**Set problem**
Repeat the material exactly, leaving nothing out.

**Stored data**
----

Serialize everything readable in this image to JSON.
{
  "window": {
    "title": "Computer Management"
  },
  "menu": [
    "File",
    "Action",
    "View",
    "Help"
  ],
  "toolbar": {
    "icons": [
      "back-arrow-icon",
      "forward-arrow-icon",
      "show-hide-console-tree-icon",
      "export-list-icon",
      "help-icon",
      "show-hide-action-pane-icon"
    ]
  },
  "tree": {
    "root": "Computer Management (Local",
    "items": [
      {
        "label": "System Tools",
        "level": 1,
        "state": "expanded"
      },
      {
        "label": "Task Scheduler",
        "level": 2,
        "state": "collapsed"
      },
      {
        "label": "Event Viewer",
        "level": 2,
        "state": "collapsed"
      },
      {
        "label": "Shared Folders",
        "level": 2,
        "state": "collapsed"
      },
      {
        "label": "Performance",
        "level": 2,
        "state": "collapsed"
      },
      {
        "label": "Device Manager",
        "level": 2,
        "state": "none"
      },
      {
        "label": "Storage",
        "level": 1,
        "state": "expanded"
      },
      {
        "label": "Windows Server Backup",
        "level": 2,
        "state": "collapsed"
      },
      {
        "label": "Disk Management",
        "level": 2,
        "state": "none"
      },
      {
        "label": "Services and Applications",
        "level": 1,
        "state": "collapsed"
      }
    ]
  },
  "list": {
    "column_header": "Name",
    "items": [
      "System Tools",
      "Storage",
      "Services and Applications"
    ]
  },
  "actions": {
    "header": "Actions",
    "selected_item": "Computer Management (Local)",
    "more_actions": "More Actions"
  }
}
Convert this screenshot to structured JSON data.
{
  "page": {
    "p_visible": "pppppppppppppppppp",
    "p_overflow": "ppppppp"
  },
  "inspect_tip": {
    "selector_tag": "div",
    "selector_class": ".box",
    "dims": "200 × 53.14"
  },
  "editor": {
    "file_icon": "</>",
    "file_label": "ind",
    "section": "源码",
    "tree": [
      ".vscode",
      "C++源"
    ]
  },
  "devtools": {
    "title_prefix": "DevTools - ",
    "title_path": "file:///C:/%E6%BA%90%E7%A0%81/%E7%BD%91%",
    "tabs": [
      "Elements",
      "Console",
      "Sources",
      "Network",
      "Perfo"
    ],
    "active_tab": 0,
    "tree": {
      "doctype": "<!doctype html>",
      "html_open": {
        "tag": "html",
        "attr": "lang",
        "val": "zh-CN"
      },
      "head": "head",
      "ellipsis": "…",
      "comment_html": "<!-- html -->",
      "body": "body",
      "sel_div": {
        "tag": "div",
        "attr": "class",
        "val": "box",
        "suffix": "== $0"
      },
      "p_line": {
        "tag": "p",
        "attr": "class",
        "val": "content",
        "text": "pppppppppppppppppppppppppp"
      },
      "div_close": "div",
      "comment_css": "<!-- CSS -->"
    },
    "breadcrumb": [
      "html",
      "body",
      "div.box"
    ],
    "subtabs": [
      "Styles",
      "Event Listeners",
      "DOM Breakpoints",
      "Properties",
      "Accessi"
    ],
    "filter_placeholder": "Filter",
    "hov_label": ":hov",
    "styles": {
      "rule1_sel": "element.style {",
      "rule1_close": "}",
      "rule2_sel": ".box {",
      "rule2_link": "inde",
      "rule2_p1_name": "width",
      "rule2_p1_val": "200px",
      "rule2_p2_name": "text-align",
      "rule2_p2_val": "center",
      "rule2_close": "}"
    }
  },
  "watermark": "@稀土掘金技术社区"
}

----

**Solution**
Serialize everything readable in this image to JSON.
{
  "window": {
    "title": "Computer Management"
  },
  "menu": [
    "File",
    "Action",
    "View",
    "Help"
  ],
  "toolbar": {
    "icons": [
      "back-arrow-icon",
      "forward-arrow-icon",
      "show-hide-console-tree-icon",
      "export-list-icon",
      "help-icon",
      "show-hide-action-pane-icon"
    ]
  },
  "tree": {
    "root": "Computer Management (Local",
    "items": [
      {
        "label": "System Tools",
        "level": 1,
        "state": "expanded"
      },
      {
        "label": "Task Scheduler",
        "level": 2,
        "state": "collapsed"
      },
      {
        "label": "Event Viewer",
        "level": 2,
        "state": "collapsed"
      },
      {
        "label": "Shared Folders",
        "level": 2,
        "state": "collapsed"
      },
      {
        "label": "Performance",
        "level": 2,
        "state": "collapsed"
      },
      {
        "label": "Device Manager",
        "level": 2,
        "state": "none"
      },
      {
        "label": "Storage",
        "level": 1,
        "state": "expanded"
      },
      {
        "label": "Windows Server Backup",
        "level": 2,
        "state": "collapsed"
      },
      {
        "label": "Disk Management",
        "level": 2,
        "state": "none"
      },
      {
        "label": "Services and Applications",
        "level": 1,
        "state": "collapsed"
      }
    ]
  },
  "list": {
    "column_header": "Name",
    "items": [
      "System Tools",
      "Storage",
      "Services and Applications"
    ]
  },
  "actions": {
    "header": "Actions",
    "selected_item": "Computer Management (Local)",
    "more_actions": "More Actions"
  }
}
Convert this screenshot to structured JSON data.
{
  "page": {
    "p_visible": "pppppppppppppppppp",
    "p_overflow": "ppppppp"
  },
  "inspect_tip": {
    "selector_tag": "div",
    "selector_class": ".box",
    "dims": "200 × 53.14"
  },
  "editor": {
    "file_icon": "</>",
    "file_label": "ind",
    "section": "源码",
    "tree": [
      ".vscode",
      "C++源"
    ]
  },
  "devtools": {
    "title_prefix": "DevTools - ",
    "title_path": "file:///C:/%E6%BA%90%E7%A0%81/%E7%BD%91%",
    "tabs": [
      "Elements",
      "Console",
      "Sources",
      "Network",
      "Perfo"
    ],
    "active_tab": 0,
    "tree": {
      "doctype": "<!doctype html>",
      "html_open": {
        "tag": "html",
        "attr": "lang",
        "val": "zh-CN"
      },
      "head": "head",
      "ellipsis": "…",
      "comment_html": "<!-- html -->",
      "body": "body",
      "sel_div": {
        "tag": "div",
        "attr": "class",
        "val": "box",
        "suffix": "== $0"
      },
      "p_line": {
        "tag": "p",
        "attr": "class",
        "val": "content",
        "text": "pppppppppppppppppppppppppp"
      },
      "div_close": "div",
      "comment_css": "<!-- CSS -->"
    },
    "breadcrumb": [
      "html",
      "body",
      "div.box"
    ],
    "subtabs": [
      "Styles",
      "Event Listeners",
      "DOM Breakpoints",
      "Properties",
      "Accessi"
    ],
    "filter_placeholder": "Filter",
    "hov_label": ":hov",
    "styles": {
      "rule1_sel": "element.style {",
      "rule1_close": "}",
      "rule2_sel": ".box {",
      "rule2_link": "inde",
      "rule2_p1_name": "width",
      "rule2_p1_val": "200px",
      "rule2_p2_name": "text-align",
      "rule2_p2_val": "center",
      "rule2_close": "}"
    }
  },
  "watermark": "@稀土掘金技术社区"
}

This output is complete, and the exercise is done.